◆ TEXTE SOURCE:
À la rencontre de l’art bouddhique

Les onze visages de la beauté : la statue de Kannon debout, à Nara

Art

Gracieuse, élégante, éblouissante et toute en courbes, cette statue en bois trône dans toute sa splendeur, au temple Shôrin-ji, dans la préfecture de Nara.

あをによし 奈良の都は 咲く花の にほうがごとく 今盛りなり

Aoniyoshi / Nara no miyako wa / saku hana no / niou ga gotoku / ima sakari nari

Cité impériale
de la Terre bleu-vert, Nara,
comme un arbre en fleurs
embaumant scintille,
Là au pic de sa splendeur

Ce célèbre poème tiré du Man’yôshû (le tout premier recueil de poésie du Japon) compare Nara à la splendeur du printemps, quand l’air est embaume du parfum des fleurs sous les rayons du soleil et que l’on sent la vie vibrionner. Cette statue représentant la divinité Kannon à onze visages (Jûichimen Kannon) a été sculptée à l’époque Tenpyô (VIIIe), alors que la culture de Nara (Heijô-kyô) était à son apogée. Dans ce type de sculpture, chaque visage exprime un pouvoir salvateur de Kannon Bosatsu, le bodhisattva Avalokitesvara.

L’époque Tenpyô est un moment important de l’histoire de l’art où l’art bouddhique japonais arrive à son pinacle. Certains estiment que Tenpyô recouvre peu ou prou toute la période de Nara (710-793), mais je préfère de mon côté considérer qu’elle s’étend de 710 à 783. Dans son livre sur les pèlerinages dans les temples anciens (Koji junrei), le philosophe moraliste Watsuji Tetsurô a écrit que cette statue était « le chef-d’œuvre ultime de l’ère Tenpyô ».

◆ DÉFI 1:
Répondez à ces questions sur le texte consacré à la statue de Kannon :
(a) Dans quel temple et dans quelle préfecture se trouve la statue ?
(b) Quel ouvrage le texte présente-t-il comme le tout premier recueil de poésie du Japon ?
(c) Entre quelles années le texte préfère-t-il situer l'époque Tenpyô ?
◆ DÉFI 2:
Filtrez les enregistrements en recopiant chaque ligne qui contient la chaîne « their ».
Le texte et les enregistrements n'ont aucun lien entre eux.

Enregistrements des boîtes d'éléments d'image
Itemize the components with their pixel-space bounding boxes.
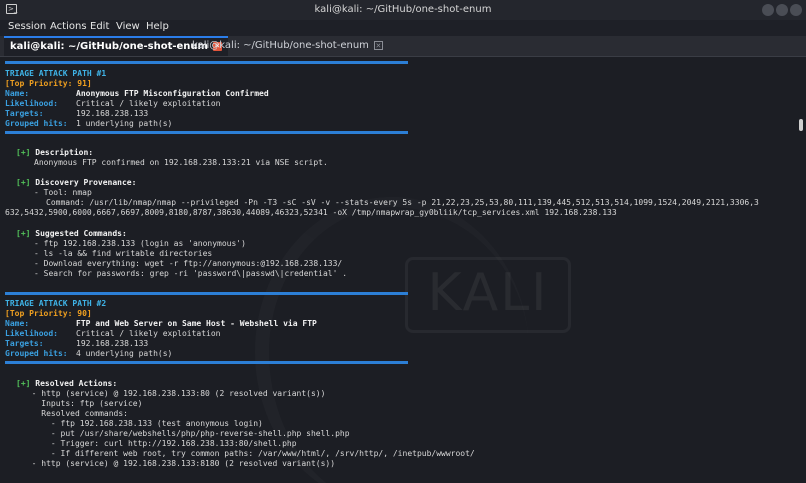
scrollbar-thumb[interactable]	[799, 119, 803, 131]
path2-name-label: Name:	[5, 319, 30, 328]
path1-prov-tool: - Tool: nmap	[34, 188, 92, 197]
path2-likelihood-label: Likelihood:	[5, 329, 58, 338]
path1-prov-cmd1: Command: /usr/lib/nmap/nmap --privileged…	[46, 198, 759, 207]
separator	[5, 131, 408, 134]
path1-grouped: 1 underlying path(s)	[76, 119, 173, 128]
path1-sugg-line: - ftp 192.168.238.133 (login as 'anonymo…	[34, 239, 246, 248]
path2-grouped-label: Grouped hits:	[5, 349, 68, 358]
tab-bar: kali@kali: ~/GitHub/one-shot-enum ✕ kali@…	[0, 36, 806, 57]
tab-2-label: kali@kali: ~/GitHub/one-shot-enum	[192, 40, 369, 51]
terminal-output[interactable]: KALI TRIAGE ATTACK PATH #1 [Top Priority…	[0, 57, 798, 483]
terminal-window: >_ kali@kali: ~/GitHub/one-shot-enum Ses…	[0, 0, 806, 483]
path2-grouped: 4 underlying path(s)	[76, 349, 173, 358]
path1-name: Anonymous FTP Misconfiguration Confirmed	[76, 89, 269, 98]
menu-bar: Session Actions Edit View Help	[0, 20, 806, 36]
path2-res-line: - ftp 192.168.238.133 (test anonymous lo…	[22, 419, 263, 428]
menu-edit[interactable]: Edit	[90, 21, 109, 32]
path1-desc-marker: [+]	[16, 148, 31, 157]
path1-priority: [Top Priority: 91]	[5, 79, 92, 88]
path2-res-title: Resolved Actions:	[35, 379, 118, 388]
kali-watermark: KALI	[405, 257, 571, 333]
path2-name: FTP and Web Server on Same Host - Webshe…	[76, 319, 317, 328]
path1-targets-label: Targets:	[5, 109, 44, 118]
path2-targets-label: Targets:	[5, 339, 44, 348]
path2-res-line: - http (service) @ 192.168.238.133:80 (2…	[22, 389, 326, 398]
path1-desc-title: Description:	[35, 148, 94, 157]
path1-prov-cmd2: 632,5432,5900,6000,6667,6697,8009,8180,8…	[5, 208, 617, 217]
tab-2-close-icon[interactable]: ✕	[373, 40, 383, 50]
menu-session[interactable]: Session	[8, 21, 46, 32]
window-title: kali@kali: ~/GitHub/one-shot-enum	[314, 4, 492, 15]
separator	[5, 61, 408, 64]
path1-name-label: Name:	[5, 89, 30, 98]
path1-sugg-line: - Search for passwords: grep -ri 'passwo…	[34, 269, 348, 278]
path1-sugg-marker: [+]	[16, 229, 31, 238]
path1-prov-title: Discovery Provenance:	[35, 178, 137, 187]
title-bar: >_ kali@kali: ~/GitHub/one-shot-enum	[0, 0, 806, 20]
path2-header: TRIAGE ATTACK PATH #2	[5, 299, 107, 308]
close-window-button[interactable]	[790, 4, 802, 16]
path1-targets: 192.168.238.133	[76, 109, 149, 118]
separator	[5, 361, 408, 364]
path1-likelihood: Critical / likely exploitation	[76, 99, 221, 108]
minimize-button[interactable]	[762, 4, 774, 16]
path1-grouped-label: Grouped hits:	[5, 119, 68, 128]
path2-likelihood: Critical / likely exploitation	[76, 329, 221, 338]
path1-desc-text: Anonymous FTP confirmed on 192.168.238.1…	[34, 158, 328, 167]
path2-targets: 192.168.238.133	[76, 339, 149, 348]
tab-2[interactable]: kali@kali: ~/GitHub/one-shot-enum ✕	[186, 38, 389, 54]
path1-likelihood-label: Likelihood:	[5, 99, 58, 108]
menu-actions[interactable]: Actions	[50, 21, 87, 32]
path1-header: TRIAGE ATTACK PATH #1	[5, 69, 107, 78]
path2-res-line: Inputs: ftp (service)	[22, 399, 143, 408]
tab-1-label: kali@kali: ~/GitHub/one-shot-enum	[10, 41, 208, 52]
path1-sugg-title: Suggested Commands:	[35, 229, 127, 238]
menu-help[interactable]: Help	[146, 21, 169, 32]
path1-sugg-line: - ls -la && find writable directories	[34, 249, 213, 258]
path2-res-line: - Trigger: curl http://192.168.238.133:8…	[22, 439, 297, 448]
menu-view[interactable]: View	[116, 21, 140, 32]
path2-res-marker: [+]	[16, 379, 31, 388]
path2-res-line: - If different web root, try common path…	[22, 449, 475, 458]
path1-prov-marker: [+]	[16, 178, 31, 187]
terminal-scrollbar[interactable]	[798, 57, 806, 483]
path2-res-line: Resolved commands:	[22, 409, 128, 418]
path2-res-line: - put /usr/share/webshells/php/php-rever…	[22, 429, 350, 438]
path1-sugg-line: - Download everything: wget -r ftp://ano…	[34, 259, 343, 268]
path2-priority: [Top Priority: 90]	[5, 309, 92, 318]
path2-res-line-last: - http (service) @ 192.168.238.133:8180 …	[22, 459, 336, 468]
separator	[5, 292, 408, 295]
maximize-button[interactable]	[776, 4, 788, 16]
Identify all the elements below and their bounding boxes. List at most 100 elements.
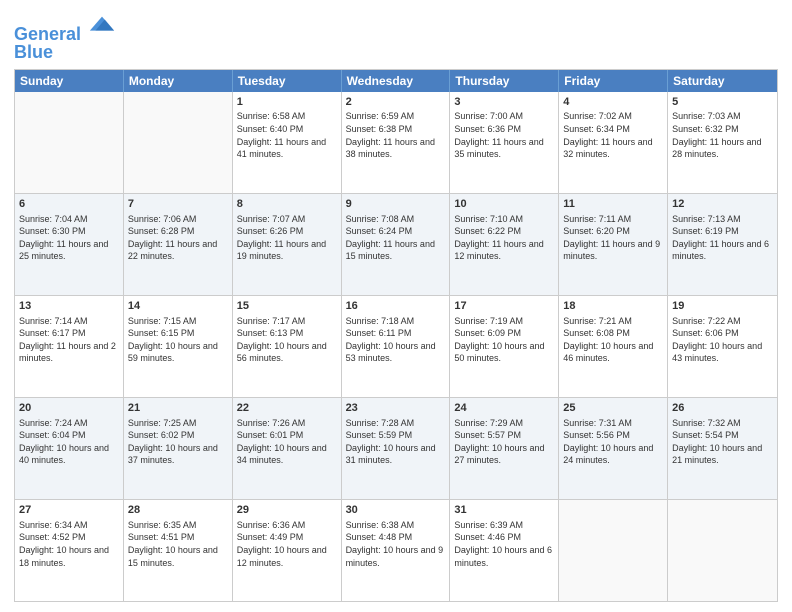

◆ RÉPONSE COMPLÈTE 1:
(a) Au temple Shôrin-ji, dans la préfecture de Nara.
(b) Le Man'yôshû.
(c) De 710 à 783.

◆ RÉPONSE COMPLÈTE 2:
Itemize the components with their pixel-space bounding boxes.
Identify all the elements below and their bounding boxes. List at most 100 elements.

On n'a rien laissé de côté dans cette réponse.